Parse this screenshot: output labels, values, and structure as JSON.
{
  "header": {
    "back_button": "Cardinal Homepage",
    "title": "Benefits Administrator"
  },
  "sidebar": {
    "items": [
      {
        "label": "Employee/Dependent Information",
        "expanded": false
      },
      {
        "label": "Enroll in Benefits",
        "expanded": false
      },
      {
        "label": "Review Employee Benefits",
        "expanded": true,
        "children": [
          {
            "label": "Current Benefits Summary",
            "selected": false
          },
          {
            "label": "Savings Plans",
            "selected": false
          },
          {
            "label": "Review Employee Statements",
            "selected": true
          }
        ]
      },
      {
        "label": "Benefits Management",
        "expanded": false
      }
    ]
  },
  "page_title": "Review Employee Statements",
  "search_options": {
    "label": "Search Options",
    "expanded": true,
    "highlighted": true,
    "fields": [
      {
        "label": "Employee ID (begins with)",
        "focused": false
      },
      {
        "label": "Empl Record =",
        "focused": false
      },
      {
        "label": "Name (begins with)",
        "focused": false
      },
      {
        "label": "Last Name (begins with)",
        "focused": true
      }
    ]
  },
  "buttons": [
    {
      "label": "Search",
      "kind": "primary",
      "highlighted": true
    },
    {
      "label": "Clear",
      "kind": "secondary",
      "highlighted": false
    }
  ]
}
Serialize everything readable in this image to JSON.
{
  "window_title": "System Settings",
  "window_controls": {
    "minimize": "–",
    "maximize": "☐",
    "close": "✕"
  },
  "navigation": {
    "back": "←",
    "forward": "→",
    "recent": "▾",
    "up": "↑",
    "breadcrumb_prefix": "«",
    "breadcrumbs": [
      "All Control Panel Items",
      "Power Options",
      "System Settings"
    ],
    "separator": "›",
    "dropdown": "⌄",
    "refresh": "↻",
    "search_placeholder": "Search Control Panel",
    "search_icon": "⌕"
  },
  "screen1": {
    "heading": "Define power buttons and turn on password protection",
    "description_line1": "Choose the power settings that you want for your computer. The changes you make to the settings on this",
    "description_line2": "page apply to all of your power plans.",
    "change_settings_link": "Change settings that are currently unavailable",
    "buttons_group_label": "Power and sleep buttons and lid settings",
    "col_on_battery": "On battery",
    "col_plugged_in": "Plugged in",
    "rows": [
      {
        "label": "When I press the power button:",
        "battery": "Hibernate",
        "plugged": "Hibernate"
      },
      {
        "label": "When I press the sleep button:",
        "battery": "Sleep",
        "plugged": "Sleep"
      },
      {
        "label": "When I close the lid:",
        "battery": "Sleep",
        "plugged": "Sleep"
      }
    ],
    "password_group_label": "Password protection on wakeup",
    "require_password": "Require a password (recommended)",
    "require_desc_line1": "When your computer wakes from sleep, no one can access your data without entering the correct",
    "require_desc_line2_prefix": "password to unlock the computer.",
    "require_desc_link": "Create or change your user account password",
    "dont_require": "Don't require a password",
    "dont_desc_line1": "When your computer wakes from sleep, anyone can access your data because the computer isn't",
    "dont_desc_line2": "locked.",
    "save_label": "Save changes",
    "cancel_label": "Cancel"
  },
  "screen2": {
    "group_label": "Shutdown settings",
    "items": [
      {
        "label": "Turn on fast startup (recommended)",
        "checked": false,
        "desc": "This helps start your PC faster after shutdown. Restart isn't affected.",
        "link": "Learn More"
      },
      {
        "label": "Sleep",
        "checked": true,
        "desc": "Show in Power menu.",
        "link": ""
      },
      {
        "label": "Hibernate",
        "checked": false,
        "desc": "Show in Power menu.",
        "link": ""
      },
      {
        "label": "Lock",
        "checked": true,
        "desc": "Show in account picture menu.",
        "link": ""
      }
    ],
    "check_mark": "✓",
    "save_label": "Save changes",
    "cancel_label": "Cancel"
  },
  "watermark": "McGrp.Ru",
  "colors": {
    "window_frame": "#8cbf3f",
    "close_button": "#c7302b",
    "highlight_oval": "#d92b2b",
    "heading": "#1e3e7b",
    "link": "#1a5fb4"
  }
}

◇ ◇ ◇ ◇ ◇ ◇ ◇

Problem to solve -
Give back the whole listing, word for word.

Written answer -
Parse this screenshot: output labels, values, and structure as JSON.
{
  "header": {
    "back_button": "Cardinal Homepage",
    "title": "Benefits Administrator"
  },
  "sidebar": {
    "items": [
      {
        "label": "Employee/Dependent Information",
        "expanded": false
      },
      {
        "label": "Enroll in Benefits",
        "expanded": false
      },
      {
        "label": "Review Employee Benefits",
        "expanded": true,
        "children": [
          {
            "label": "Current Benefits Summary",
            "selected": false
          },
          {
            "label": "Savings Plans",
            "selected": false
          },
          {
            "label": "Review Employee Statements",
            "selected": true
          }
        ]
      },
      {
        "label": "Benefits Management",
        "expanded": false
      }
    ]
  },
  "page_title": "Review Employee Statements",
  "search_options": {
    "label": "Search Options",
    "expanded": true,
    "highlighted": true,
    "fields": [
      {
        "label": "Employee ID (begins with)",
        "focused": false
      },
      {
        "label": "Empl Record =",
        "focused": false
      },
      {
        "label": "Name (begins with)",
        "focused": false
      },
      {
        "label": "Last Name (begins with)",
        "focused": true
      }
    ]
  },
  "buttons": [
    {
      "label": "Search",
      "kind": "primary",
      "highlighted": true
    },
    {
      "label": "Clear",
      "kind": "secondary",
      "highlighted": false
    }
  ]
}
Serialize everything readable in this image to JSON.
{
  "window_title": "System Settings",
  "window_controls": {
    "minimize": "–",
    "maximize": "☐",
    "close": "✕"
  },
  "navigation": {
    "back": "←",
    "forward": "→",
    "recent": "▾",
    "up": "↑",
    "breadcrumb_prefix": "«",
    "breadcrumbs": [
      "All Control Panel Items",
      "Power Options",
      "System Settings"
    ],
    "separator": "›",
    "dropdown": "⌄",
    "refresh": "↻",
    "search_placeholder": "Search Control Panel",
    "search_icon": "⌕"
  },
  "screen1": {
    "heading": "Define power buttons and turn on password protection",
    "description_line1": "Choose the power settings that you want for your computer. The changes you make to the settings on this",
    "description_line2": "page apply to all of your power plans.",
    "change_settings_link": "Change settings that are currently unavailable",
    "buttons_group_label": "Power and sleep buttons and lid settings",
    "col_on_battery": "On battery",
    "col_plugged_in": "Plugged in",
    "rows": [
      {
        "label": "When I press the power button:",
        "battery": "Hibernate",
        "plugged": "Hibernate"
      },
      {
        "label": "When I press the sleep button:",
        "battery": "Sleep",
        "plugged": "Sleep"
      },
      {
        "label": "When I close the lid:",
        "battery": "Sleep",
        "plugged": "Sleep"
      }
    ],
    "password_group_label": "Password protection on wakeup",
    "require_password": "Require a password (recommended)",
    "require_desc_line1": "When your computer wakes from sleep, no one can access your data without entering the correct",
    "require_desc_line2_prefix": "password to unlock the computer.",
    "require_desc_link": "Create or change your user account password",
    "dont_require": "Don't require a password",
    "dont_desc_line1": "When your computer wakes from sleep, anyone can access your data because the computer isn't",
    "dont_desc_line2": "locked.",
    "save_label": "Save changes",
    "cancel_label": "Cancel"
  },
  "screen2": {
    "group_label": "Shutdown settings",
    "items": [
      {
        "label": "Turn on fast startup (recommended)",
        "checked": false,
        "desc": "This helps start your PC faster after shutdown. Restart isn't affected.",
        "link": "Learn More"
      },
      {
        "label": "Sleep",
        "checked": true,
        "desc": "Show in Power menu.",
        "link": ""
      },
      {
        "label": "Hibernate",
        "checked": false,
        "desc": "Show in Power menu.",
        "link": ""
      },
      {
        "label": "Lock",
        "checked": true,
        "desc": "Show in account picture menu.",
        "link": ""
      }
    ],
    "check_mark": "✓",
    "save_label": "Save changes",
    "cancel_label": "Cancel"
  },
  "watermark": "McGrp.Ru",
  "colors": {
    "window_frame": "#8cbf3f",
    "close_button": "#c7302b",
    "highlight_oval": "#d92b2b",
    "heading": "#1e3e7b",
    "link": "#1a5fb4"
  }
}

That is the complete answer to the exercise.